__MATERIAL PROVIDED__:

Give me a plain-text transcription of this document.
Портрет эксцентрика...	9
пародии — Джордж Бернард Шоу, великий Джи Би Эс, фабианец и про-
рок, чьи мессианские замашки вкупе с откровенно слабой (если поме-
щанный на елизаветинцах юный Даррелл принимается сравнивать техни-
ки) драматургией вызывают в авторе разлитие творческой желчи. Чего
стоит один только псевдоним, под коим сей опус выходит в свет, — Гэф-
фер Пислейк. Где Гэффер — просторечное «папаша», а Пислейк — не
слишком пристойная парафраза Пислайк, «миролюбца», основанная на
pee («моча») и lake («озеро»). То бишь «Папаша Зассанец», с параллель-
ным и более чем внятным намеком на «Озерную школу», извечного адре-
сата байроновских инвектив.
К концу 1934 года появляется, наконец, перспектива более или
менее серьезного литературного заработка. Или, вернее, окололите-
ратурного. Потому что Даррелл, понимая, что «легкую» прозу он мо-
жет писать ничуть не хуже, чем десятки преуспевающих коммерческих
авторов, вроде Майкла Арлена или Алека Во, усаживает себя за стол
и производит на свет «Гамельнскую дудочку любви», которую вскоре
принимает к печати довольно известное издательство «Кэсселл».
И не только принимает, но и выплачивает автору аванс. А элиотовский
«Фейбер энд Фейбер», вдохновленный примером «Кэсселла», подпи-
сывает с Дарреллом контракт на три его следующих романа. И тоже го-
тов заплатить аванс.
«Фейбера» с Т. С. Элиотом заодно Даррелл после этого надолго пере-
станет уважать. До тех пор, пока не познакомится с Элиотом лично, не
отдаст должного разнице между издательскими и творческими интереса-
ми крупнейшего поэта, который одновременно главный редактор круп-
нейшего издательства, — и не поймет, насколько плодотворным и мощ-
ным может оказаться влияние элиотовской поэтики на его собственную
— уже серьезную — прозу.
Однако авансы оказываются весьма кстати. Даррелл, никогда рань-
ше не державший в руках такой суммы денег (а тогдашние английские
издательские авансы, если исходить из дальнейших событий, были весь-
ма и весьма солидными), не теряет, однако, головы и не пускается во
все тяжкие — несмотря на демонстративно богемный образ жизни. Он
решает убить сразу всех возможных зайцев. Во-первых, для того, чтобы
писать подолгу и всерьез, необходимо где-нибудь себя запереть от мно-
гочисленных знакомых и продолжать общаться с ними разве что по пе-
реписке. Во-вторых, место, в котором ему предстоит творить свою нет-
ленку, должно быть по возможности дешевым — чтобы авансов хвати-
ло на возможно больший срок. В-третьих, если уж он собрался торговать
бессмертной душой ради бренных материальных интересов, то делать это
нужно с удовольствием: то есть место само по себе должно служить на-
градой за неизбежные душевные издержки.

__THE EXERCISE__: Identify and copy lines that hold the string "более".

__TASK RESULT__:
ным и более чем внятным намеком на «Озерную школу», извечного адре-
К концу 1934 года появляется, наконец, перспектива более или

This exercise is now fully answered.